▸ **AIM**
Extract every line that contains the word "document".

<<<<

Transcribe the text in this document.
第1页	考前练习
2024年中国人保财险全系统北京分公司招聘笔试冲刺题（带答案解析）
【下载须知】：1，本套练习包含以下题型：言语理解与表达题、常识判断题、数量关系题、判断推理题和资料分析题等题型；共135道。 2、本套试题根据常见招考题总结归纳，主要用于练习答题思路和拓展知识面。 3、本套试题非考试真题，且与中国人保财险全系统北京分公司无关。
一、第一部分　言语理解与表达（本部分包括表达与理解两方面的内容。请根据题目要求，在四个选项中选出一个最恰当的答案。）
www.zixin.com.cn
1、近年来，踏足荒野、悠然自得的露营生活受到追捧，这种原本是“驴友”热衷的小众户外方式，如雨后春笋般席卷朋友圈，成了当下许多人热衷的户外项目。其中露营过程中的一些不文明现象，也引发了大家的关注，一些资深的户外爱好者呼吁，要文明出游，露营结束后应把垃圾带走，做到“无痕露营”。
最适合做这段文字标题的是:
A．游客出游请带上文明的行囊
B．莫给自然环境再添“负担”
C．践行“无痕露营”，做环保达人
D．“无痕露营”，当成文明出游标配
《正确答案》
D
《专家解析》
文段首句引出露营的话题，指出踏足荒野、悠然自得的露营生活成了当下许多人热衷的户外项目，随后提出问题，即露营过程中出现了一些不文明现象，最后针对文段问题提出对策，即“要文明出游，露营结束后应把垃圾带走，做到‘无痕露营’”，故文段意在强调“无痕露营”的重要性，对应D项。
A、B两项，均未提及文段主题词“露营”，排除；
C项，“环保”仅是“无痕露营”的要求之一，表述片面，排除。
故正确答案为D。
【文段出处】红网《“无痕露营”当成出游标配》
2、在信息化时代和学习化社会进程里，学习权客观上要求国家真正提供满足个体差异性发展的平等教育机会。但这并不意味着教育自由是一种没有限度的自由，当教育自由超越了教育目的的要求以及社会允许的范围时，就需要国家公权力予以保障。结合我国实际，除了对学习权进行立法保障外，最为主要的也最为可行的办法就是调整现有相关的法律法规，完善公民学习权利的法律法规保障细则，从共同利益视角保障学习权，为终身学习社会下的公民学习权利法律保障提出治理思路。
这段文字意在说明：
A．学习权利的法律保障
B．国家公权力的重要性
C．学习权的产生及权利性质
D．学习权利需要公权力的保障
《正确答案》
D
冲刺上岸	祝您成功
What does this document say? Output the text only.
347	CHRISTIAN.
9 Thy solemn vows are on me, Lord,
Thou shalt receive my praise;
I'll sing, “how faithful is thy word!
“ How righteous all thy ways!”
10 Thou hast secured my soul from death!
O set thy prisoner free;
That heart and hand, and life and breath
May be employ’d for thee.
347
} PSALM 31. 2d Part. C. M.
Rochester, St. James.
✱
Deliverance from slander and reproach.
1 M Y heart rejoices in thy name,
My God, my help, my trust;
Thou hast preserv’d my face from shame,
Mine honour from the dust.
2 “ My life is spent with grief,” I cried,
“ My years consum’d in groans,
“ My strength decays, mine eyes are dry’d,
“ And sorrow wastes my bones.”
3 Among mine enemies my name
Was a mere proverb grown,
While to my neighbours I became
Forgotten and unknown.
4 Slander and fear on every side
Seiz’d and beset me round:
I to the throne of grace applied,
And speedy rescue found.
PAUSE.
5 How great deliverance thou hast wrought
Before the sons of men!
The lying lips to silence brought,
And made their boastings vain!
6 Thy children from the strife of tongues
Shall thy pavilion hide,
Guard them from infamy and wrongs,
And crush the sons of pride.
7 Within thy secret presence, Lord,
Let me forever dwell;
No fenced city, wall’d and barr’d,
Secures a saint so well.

>>>>

▸ **TASK RESPONSE**
Transcribe the text in this document.
What does this document say? Output the text only.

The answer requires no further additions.